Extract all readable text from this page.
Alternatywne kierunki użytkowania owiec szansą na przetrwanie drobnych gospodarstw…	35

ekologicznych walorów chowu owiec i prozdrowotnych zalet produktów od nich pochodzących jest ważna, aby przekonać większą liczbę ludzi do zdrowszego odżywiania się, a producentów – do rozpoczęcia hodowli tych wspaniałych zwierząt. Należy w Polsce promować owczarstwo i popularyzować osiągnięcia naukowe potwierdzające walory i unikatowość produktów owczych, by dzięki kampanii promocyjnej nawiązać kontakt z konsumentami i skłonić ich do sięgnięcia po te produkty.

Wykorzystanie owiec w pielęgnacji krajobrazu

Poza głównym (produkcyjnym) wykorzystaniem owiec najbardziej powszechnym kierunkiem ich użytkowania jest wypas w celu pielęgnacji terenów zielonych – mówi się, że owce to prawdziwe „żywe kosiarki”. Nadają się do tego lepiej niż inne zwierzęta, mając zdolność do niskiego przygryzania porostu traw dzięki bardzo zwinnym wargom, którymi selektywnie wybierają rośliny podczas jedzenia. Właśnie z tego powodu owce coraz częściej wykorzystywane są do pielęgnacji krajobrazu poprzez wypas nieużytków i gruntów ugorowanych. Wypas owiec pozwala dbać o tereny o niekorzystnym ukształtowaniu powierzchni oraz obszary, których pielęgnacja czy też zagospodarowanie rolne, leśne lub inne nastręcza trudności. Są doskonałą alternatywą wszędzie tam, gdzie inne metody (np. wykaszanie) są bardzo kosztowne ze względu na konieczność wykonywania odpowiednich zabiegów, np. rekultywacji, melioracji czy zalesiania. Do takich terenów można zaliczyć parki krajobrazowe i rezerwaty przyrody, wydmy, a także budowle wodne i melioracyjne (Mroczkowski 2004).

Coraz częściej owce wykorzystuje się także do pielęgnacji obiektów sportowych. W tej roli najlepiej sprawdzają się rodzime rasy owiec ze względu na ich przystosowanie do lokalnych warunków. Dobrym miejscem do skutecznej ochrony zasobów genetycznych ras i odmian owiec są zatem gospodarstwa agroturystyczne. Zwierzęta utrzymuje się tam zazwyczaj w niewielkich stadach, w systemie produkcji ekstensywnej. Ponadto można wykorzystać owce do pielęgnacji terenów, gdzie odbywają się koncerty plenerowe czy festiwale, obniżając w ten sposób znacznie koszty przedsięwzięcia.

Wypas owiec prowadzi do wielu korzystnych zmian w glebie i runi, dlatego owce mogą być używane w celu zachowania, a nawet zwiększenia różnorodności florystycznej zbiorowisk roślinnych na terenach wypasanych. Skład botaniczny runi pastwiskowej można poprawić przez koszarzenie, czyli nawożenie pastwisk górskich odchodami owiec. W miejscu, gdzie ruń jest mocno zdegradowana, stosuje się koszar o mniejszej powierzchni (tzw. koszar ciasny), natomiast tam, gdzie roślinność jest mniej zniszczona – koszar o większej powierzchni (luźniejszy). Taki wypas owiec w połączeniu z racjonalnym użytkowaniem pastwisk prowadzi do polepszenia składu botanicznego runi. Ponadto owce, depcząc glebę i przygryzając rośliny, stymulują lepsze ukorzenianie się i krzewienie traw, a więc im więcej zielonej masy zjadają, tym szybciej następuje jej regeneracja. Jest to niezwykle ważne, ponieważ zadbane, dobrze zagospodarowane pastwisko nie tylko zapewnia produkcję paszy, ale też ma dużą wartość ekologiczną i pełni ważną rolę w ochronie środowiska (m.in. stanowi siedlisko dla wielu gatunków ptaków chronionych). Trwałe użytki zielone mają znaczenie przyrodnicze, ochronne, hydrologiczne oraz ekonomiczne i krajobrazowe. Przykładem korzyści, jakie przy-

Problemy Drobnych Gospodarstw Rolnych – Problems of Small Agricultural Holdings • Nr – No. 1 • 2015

★ ★ ★ ★

> GOAL
Scan the data above and copy every line with "użytkowania" in it.

> WRITTEN SOLUTION
Alternatywne kierunki użytkowania owiec szansą na przetrwanie drobnych gospodarstw…	35
Poza głównym (produkcyjnym) wykorzystaniem owiec najbardziej powszechnym kierunkiem ich użytkowania jest wypas w celu pielęgnacji terenów zielonych – mówi się, że owce to prawdziwe „żywe kosiarki”. Nadają się do tego lepiej niż inne zwierzęta, mając zdolność do niskiego przygryzania porostu traw dzięki bardzo zwinnym wargom, którymi selektywnie wybierają rośliny podczas jedzenia. Właśnie z tego powodu owce coraz częściej wykorzystywane są do pielęgnacji krajobrazu poprzez wypas nieużytków i gruntów ugorowanych. Wypas owiec pozwala dbać o tereny o niekorzystnym ukształtowaniu powierzchni oraz obszary, których pielęgnacja czy też zagospodarowanie rolne, leśne lub inne nastręcza trudności. Są doskonałą alternatywą wszędzie tam, gdzie inne metody (np. wykaszanie) są bardzo kosztowne ze względu na konieczność wykonywania odpowiednich zabiegów, np. rekultywacji, melioracji czy zalesiania. Do takich terenów można zaliczyć parki krajobrazowe i rezerwaty przyrody, wydmy, a także budowle wodne i melioracyjne (Mroczkowski 2004).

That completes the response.